>> BEGIN

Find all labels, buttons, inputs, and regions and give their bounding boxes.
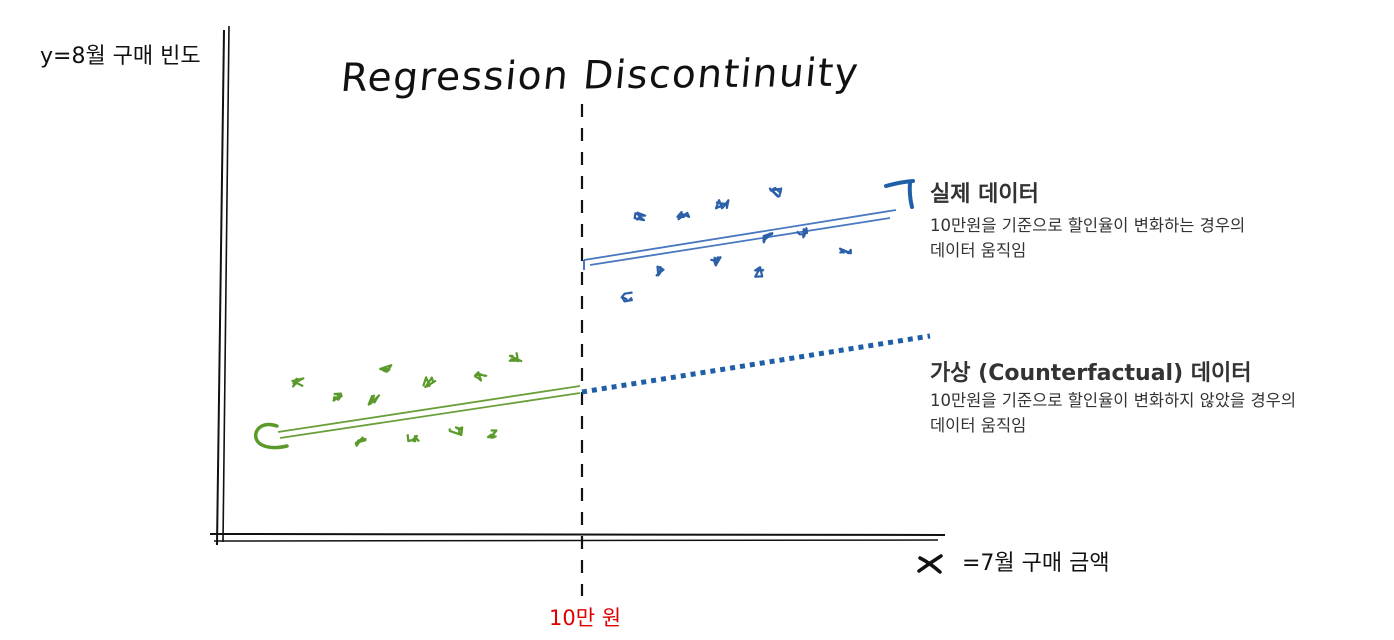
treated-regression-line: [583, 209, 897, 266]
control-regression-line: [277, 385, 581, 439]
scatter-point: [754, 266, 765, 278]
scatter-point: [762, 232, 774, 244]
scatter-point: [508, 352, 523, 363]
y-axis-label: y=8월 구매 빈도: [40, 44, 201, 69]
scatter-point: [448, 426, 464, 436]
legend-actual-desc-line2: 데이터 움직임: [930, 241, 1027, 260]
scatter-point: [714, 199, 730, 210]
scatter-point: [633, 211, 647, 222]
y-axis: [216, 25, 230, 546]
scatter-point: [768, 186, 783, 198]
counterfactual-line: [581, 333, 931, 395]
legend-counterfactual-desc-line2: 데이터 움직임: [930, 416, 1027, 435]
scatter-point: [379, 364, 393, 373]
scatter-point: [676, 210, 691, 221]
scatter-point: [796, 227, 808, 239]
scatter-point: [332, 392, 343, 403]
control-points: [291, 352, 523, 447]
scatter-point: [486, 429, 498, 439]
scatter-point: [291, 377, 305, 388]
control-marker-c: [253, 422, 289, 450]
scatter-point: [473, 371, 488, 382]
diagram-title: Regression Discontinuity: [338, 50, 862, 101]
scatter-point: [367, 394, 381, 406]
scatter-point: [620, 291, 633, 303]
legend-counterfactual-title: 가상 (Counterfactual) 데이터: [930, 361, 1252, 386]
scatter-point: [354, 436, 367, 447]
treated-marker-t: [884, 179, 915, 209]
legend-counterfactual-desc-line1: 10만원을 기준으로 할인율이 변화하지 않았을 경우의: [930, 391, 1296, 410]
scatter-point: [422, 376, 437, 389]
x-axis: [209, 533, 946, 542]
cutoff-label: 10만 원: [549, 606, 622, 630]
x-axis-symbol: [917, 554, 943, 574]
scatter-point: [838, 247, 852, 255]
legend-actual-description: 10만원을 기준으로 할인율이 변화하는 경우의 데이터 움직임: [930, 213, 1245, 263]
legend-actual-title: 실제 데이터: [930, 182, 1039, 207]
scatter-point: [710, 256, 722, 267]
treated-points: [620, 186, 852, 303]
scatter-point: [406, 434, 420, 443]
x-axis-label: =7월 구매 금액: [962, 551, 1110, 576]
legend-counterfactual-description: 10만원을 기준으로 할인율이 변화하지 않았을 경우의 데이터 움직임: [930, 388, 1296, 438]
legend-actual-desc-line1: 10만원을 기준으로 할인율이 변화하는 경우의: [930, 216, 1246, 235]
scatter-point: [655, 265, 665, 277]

>> END
>> BEGIN

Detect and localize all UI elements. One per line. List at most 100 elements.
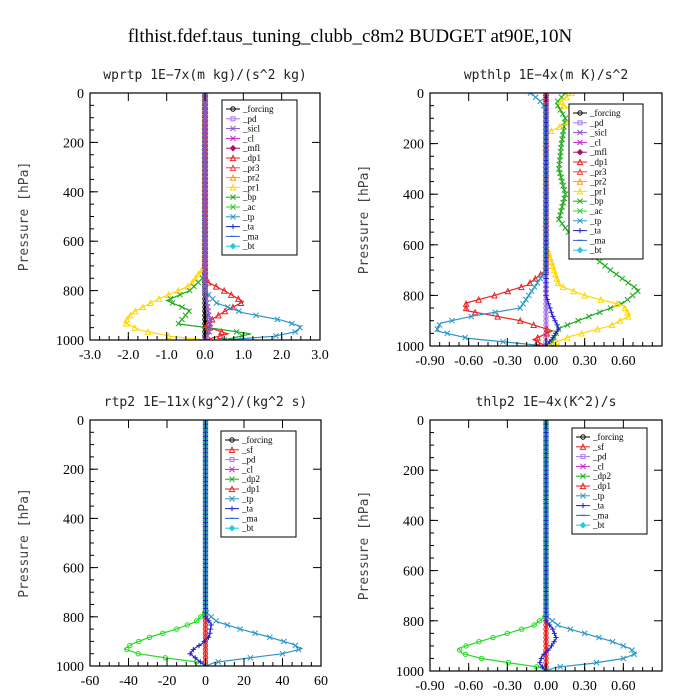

>> END

YOUR OBJECTIVE: Quote the listing lines beginning with the line containing "Find all labels, buttons, inputs, and" and running through the line containing "scatter-point: [486, 429, 498, 439]", both included. Leave the pictures out of your answer.

RESPONSE BELOW:
Find all labels, buttons, inputs, and regions and give their bounding boxes.
treated-regression-line: [583, 209, 897, 266]
control-regression-line: [277, 385, 581, 439]
scatter-point: [754, 266, 765, 278]
scatter-point: [762, 232, 774, 244]
scatter-point: [508, 352, 523, 363]
y-axis-label: y=8월 구매 빈도: [40, 44, 201, 69]
scatter-point: [448, 426, 464, 436]
legend-actual-desc-line2: 데이터 움직임: [930, 241, 1027, 260]
scatter-point: [714, 199, 730, 210]
scatter-point: [633, 211, 647, 222]
y-axis: [216, 25, 230, 546]
scatter-point: [768, 186, 783, 198]
counterfactual-line: [581, 333, 931, 395]
legend-counterfactual-desc-line2: 데이터 움직임: [930, 416, 1027, 435]
scatter-point: [379, 364, 393, 373]
scatter-point: [676, 210, 691, 221]
scatter-point: [796, 227, 808, 239]
scatter-point: [332, 392, 343, 403]
control-points: [291, 352, 523, 447]
scatter-point: [486, 429, 498, 439]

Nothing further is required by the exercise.